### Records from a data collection
◇ ◇ ◇

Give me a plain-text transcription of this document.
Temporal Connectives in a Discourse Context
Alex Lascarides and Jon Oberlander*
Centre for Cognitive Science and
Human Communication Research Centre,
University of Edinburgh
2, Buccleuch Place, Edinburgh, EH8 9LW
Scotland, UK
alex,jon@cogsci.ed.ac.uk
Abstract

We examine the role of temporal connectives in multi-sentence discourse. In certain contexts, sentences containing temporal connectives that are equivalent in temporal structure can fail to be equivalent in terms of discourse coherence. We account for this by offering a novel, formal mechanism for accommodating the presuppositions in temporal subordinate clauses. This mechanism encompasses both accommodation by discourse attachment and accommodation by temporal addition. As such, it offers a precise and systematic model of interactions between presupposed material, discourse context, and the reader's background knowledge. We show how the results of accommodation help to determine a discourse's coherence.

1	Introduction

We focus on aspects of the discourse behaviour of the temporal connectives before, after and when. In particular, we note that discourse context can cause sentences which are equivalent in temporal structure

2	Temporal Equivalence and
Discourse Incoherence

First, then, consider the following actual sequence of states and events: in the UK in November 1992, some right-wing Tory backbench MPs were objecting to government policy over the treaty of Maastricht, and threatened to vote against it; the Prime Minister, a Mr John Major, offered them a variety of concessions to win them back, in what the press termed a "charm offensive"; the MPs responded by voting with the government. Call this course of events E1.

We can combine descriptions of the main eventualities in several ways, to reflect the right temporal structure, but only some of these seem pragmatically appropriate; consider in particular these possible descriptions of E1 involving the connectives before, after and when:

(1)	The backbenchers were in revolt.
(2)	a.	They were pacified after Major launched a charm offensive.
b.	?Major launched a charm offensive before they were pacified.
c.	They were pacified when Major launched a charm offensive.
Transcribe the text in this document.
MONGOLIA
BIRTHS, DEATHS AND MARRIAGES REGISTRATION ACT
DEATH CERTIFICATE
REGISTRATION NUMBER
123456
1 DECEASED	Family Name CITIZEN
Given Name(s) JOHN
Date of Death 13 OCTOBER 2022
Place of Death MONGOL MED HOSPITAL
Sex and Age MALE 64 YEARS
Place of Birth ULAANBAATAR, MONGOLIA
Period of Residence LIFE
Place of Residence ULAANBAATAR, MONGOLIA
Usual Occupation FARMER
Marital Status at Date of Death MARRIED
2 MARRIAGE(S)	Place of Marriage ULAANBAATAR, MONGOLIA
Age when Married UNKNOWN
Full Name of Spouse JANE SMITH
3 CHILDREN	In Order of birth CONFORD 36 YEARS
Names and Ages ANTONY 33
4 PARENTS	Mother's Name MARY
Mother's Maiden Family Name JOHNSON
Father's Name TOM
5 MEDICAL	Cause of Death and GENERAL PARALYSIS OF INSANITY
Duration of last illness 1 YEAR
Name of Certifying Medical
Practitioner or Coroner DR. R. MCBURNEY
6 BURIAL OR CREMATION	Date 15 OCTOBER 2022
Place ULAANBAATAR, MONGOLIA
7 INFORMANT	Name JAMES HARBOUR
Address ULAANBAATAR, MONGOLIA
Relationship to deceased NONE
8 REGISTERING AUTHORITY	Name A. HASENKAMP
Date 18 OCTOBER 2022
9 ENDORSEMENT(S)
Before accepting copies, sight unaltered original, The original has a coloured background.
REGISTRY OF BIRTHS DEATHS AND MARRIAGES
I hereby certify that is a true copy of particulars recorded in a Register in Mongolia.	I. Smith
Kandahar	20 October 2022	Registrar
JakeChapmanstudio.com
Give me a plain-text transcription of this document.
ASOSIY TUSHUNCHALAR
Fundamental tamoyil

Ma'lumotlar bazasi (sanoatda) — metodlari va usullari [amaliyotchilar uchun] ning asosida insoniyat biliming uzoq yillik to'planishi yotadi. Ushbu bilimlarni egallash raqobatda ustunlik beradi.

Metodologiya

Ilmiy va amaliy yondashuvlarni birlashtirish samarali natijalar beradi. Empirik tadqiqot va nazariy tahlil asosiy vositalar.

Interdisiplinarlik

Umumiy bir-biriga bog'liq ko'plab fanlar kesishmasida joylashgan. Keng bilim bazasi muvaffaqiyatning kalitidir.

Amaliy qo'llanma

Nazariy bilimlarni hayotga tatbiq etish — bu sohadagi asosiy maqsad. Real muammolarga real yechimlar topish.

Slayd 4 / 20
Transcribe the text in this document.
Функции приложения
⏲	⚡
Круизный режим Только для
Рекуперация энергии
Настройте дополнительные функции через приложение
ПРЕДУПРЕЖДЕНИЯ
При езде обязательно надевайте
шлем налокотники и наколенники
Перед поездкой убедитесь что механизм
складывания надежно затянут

◇ ◇ ◇

### Aim of the exercise
Take the entries above and transcribe them exactly.

### Full output
Give me a plain-text transcription of this document.
Temporal Connectives in a Discourse Context
Alex Lascarides and Jon Oberlander*
Centre for Cognitive Science and
Human Communication Research Centre,
University of Edinburgh
2, Buccleuch Place, Edinburgh, EH8 9LW
Scotland, UK
alex,jon@cogsci.ed.ac.uk
Abstract

We examine the role of temporal connectives in multi-sentence discourse. In certain contexts, sentences containing temporal connectives that are equivalent in temporal structure can fail to be equivalent in terms of discourse coherence. We account for this by offering a novel, formal mechanism for accommodating the presuppositions in temporal subordinate clauses. This mechanism encompasses both accommodation by discourse attachment and accommodation by temporal addition. As such, it offers a precise and systematic model of interactions between presupposed material, discourse context, and the reader's background knowledge. We show how the results of accommodation help to determine a discourse's coherence.

1	Introduction

We focus on aspects of the discourse behaviour of the temporal connectives before, after and when. In particular, we note that discourse context can cause sentences which are equivalent in temporal structure

2	Temporal Equivalence and
Discourse Incoherence

First, then, consider the following actual sequence of states and events: in the UK in November 1992, some right-wing Tory backbench MPs were objecting to government policy over the treaty of Maastricht, and threatened to vote against it; the Prime Minister, a Mr John Major, offered them a variety of concessions to win them back, in what the press termed a "charm offensive"; the MPs responded by voting with the government. Call this course of events E1.

We can combine descriptions of the main eventualities in several ways, to reflect the right temporal structure, but only some of these seem pragmatically appropriate; consider in particular these possible descriptions of E1 involving the connectives before, after and when:

(1)	The backbenchers were in revolt.
(2)	a.	They were pacified after Major launched a charm offensive.
b.	?Major launched a charm offensive before they were pacified.
c.	They were pacified when Major launched a charm offensive.
Transcribe the text in this document.
MONGOLIA
BIRTHS, DEATHS AND MARRIAGES REGISTRATION ACT
DEATH CERTIFICATE
REGISTRATION NUMBER
123456
1 DECEASED	Family Name CITIZEN
Given Name(s) JOHN
Date of Death 13 OCTOBER 2022
Place of Death MONGOL MED HOSPITAL
Sex and Age MALE 64 YEARS
Place of Birth ULAANBAATAR, MONGOLIA
Period of Residence LIFE
Place of Residence ULAANBAATAR, MONGOLIA
Usual Occupation FARMER
Marital Status at Date of Death MARRIED
2 MARRIAGE(S)	Place of Marriage ULAANBAATAR, MONGOLIA
Age when Married UNKNOWN
Full Name of Spouse JANE SMITH
3 CHILDREN	In Order of birth CONFORD 36 YEARS
Names and Ages ANTONY 33
4 PARENTS	Mother's Name MARY
Mother's Maiden Family Name JOHNSON
Father's Name TOM
5 MEDICAL	Cause of Death and GENERAL PARALYSIS OF INSANITY
Duration of last illness 1 YEAR
Name of Certifying Medical
Practitioner or Coroner DR. R. MCBURNEY
6 BURIAL OR CREMATION	Date 15 OCTOBER 2022
Place ULAANBAATAR, MONGOLIA
7 INFORMANT	Name JAMES HARBOUR
Address ULAANBAATAR, MONGOLIA
Relationship to deceased NONE
8 REGISTERING AUTHORITY	Name A. HASENKAMP
Date 18 OCTOBER 2022
9 ENDORSEMENT(S)
Before accepting copies, sight unaltered original, The original has a coloured background.
REGISTRY OF BIRTHS DEATHS AND MARRIAGES
I hereby certify that is a true copy of particulars recorded in a Register in Mongolia.	I. Smith
Kandahar	20 October 2022	Registrar
JakeChapmanstudio.com
Give me a plain-text transcription of this document.
ASOSIY TUSHUNCHALAR
Fundamental tamoyil

Ma'lumotlar bazasi (sanoatda) — metodlari va usullari [amaliyotchilar uchun] ning asosida insoniyat biliming uzoq yillik to'planishi yotadi. Ushbu bilimlarni egallash raqobatda ustunlik beradi.

Metodologiya

Ilmiy va amaliy yondashuvlarni birlashtirish samarali natijalar beradi. Empirik tadqiqot va nazariy tahlil asosiy vositalar.

Interdisiplinarlik

Umumiy bir-biriga bog'liq ko'plab fanlar kesishmasida joylashgan. Keng bilim bazasi muvaffaqiyatning kalitidir.

Amaliy qo'llanma

Nazariy bilimlarni hayotga tatbiq etish — bu sohadagi asosiy maqsad. Real muammolarga real yechimlar topish.

Slayd 4 / 20
Transcribe the text in this document.
Функции приложения
⏲	⚡
Круизный режим Только для
Рекуперация энергии
Настройте дополнительные функции через приложение
ПРЕДУПРЕЖДЕНИЯ
При езде обязательно надевайте
шлем налокотники и наколенники
Перед поездкой убедитесь что механизм
складывания надежно затянут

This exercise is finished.